Problem to work on:
The records below must be written out exactly, with every picture left behind.

-- start Provided records --

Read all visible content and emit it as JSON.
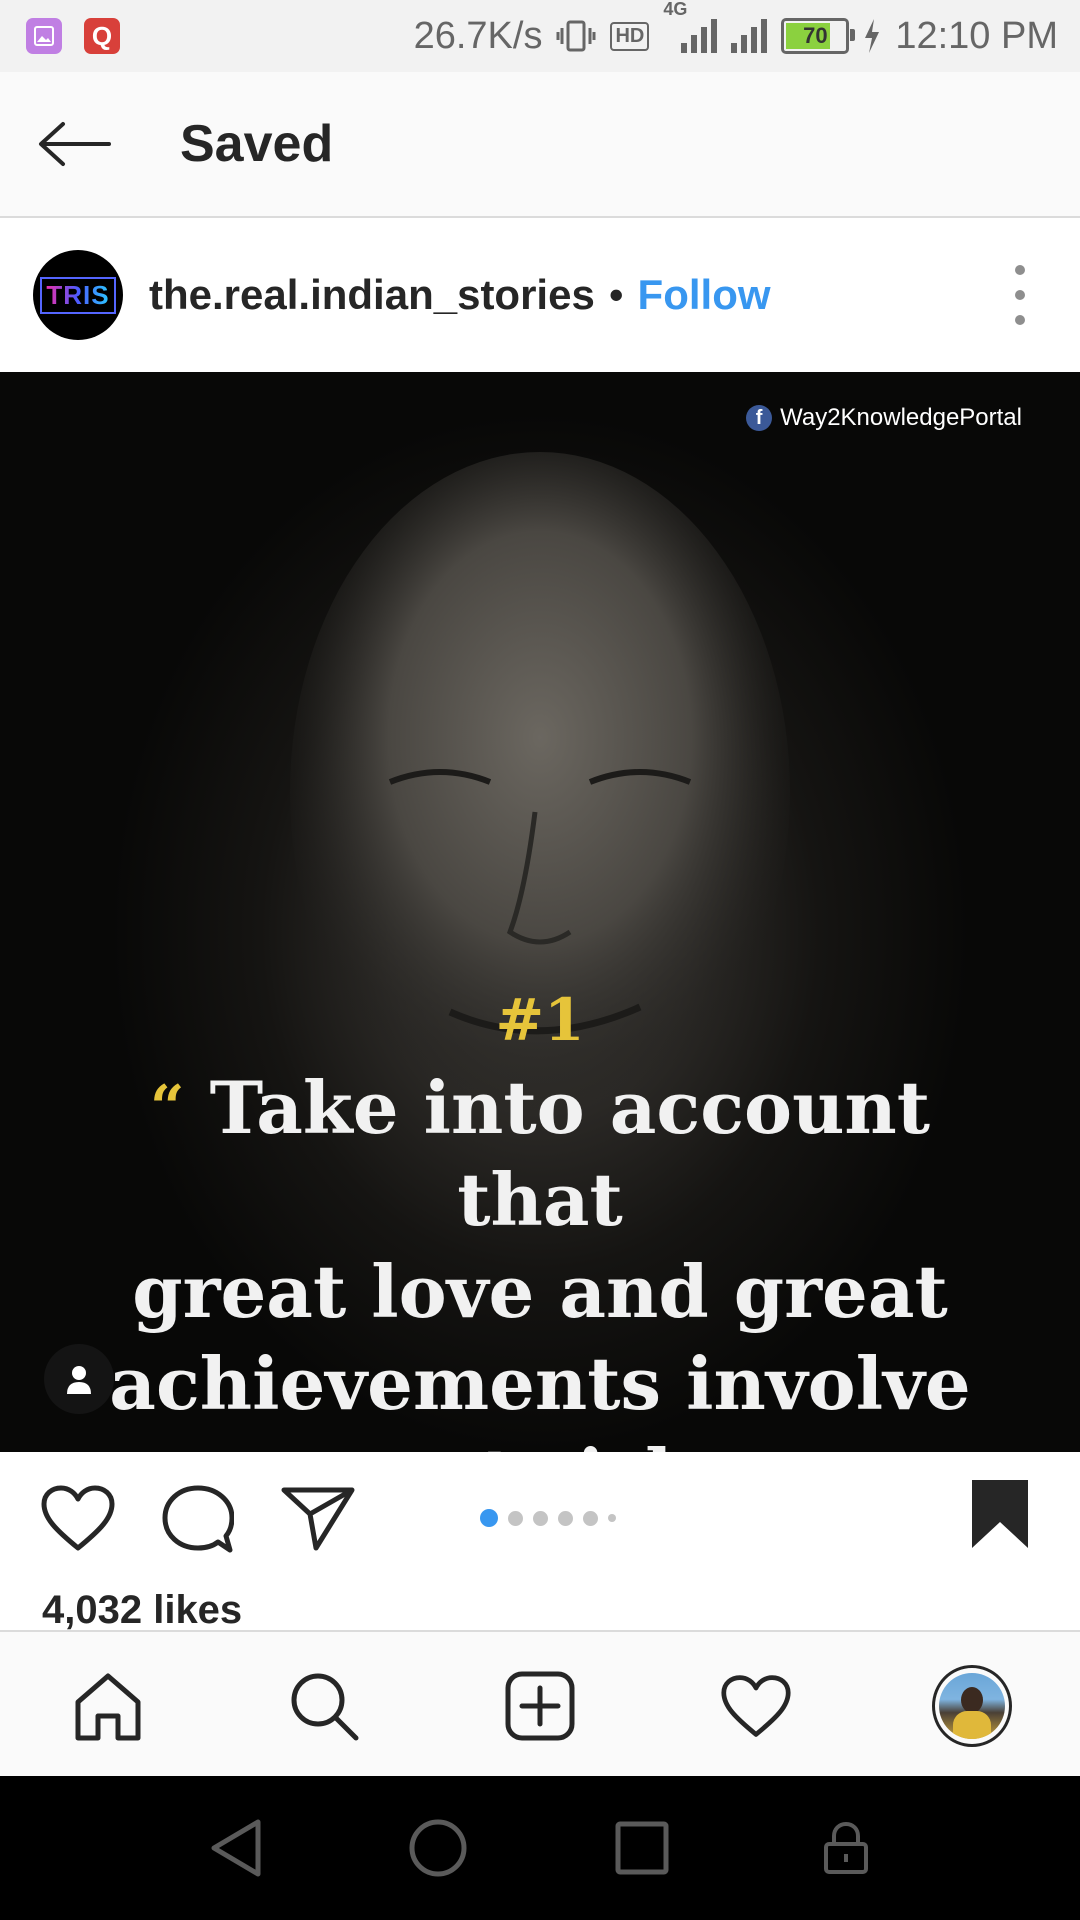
{
  "status_bar": {
    "network_speed": "26.7K/s",
    "hd_label": "HD",
    "network_type": "4G",
    "battery_level": "70",
    "time": "12:10 PM"
  },
  "header": {
    "title": "Saved"
  },
  "post": {
    "avatar_text": "TRIS",
    "username": "the.real.indian_stories",
    "separator": "•",
    "follow_label": "Follow",
    "image": {
      "watermark_icon": "f",
      "watermark": "Way2KnowledgePortal",
      "rank": "#1",
      "quote_open": "“",
      "quote_lines": [
        "Take into account that",
        "great love and great",
        "achievements involve",
        "great risk."
      ],
      "quote_close": "”"
    },
    "carousel": {
      "total": 6,
      "active_index": 0
    },
    "likes": "4,032 likes",
    "icons": {
      "like": "heart-outline-icon",
      "comment": "comment-icon",
      "share": "send-icon",
      "save": "bookmark-filled-icon"
    }
  },
  "bottom_nav": {
    "items": [
      "home-icon",
      "search-icon",
      "add-post-icon",
      "activity-heart-icon",
      "profile-avatar"
    ]
  },
  "colors": {
    "accent": "#3897f0",
    "quote_gold": "#e6c43a",
    "battery_green": "#8bd13f"
  }
}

-- end Provided records --

Result of this exercise:
Read all visible content and emit it as JSON.
{
  "status_bar": {
    "network_speed": "26.7K/s",
    "hd_label": "HD",
    "network_type": "4G",
    "battery_level": "70",
    "time": "12:10 PM"
  },
  "header": {
    "title": "Saved"
  },
  "post": {
    "avatar_text": "TRIS",
    "username": "the.real.indian_stories",
    "separator": "•",
    "follow_label": "Follow",
    "image": {
      "watermark_icon": "f",
      "watermark": "Way2KnowledgePortal",
      "rank": "#1",
      "quote_open": "“",
      "quote_lines": [
        "Take into account that",
        "great love and great",
        "achievements involve",
        "great risk."
      ],
      "quote_close": "”"
    },
    "carousel": {
      "total": 6,
      "active_index": 0
    },
    "likes": "4,032 likes",
    "icons": {
      "like": "heart-outline-icon",
      "comment": "comment-icon",
      "share": "send-icon",
      "save": "bookmark-filled-icon"
    }
  },
  "bottom_nav": {
    "items": [
      "home-icon",
      "search-icon",
      "add-post-icon",
      "activity-heart-icon",
      "profile-avatar"
    ]
  },
  "colors": {
    "accent": "#3897f0",
    "quote_gold": "#e6c43a",
    "battery_green": "#8bd13f"
  }
}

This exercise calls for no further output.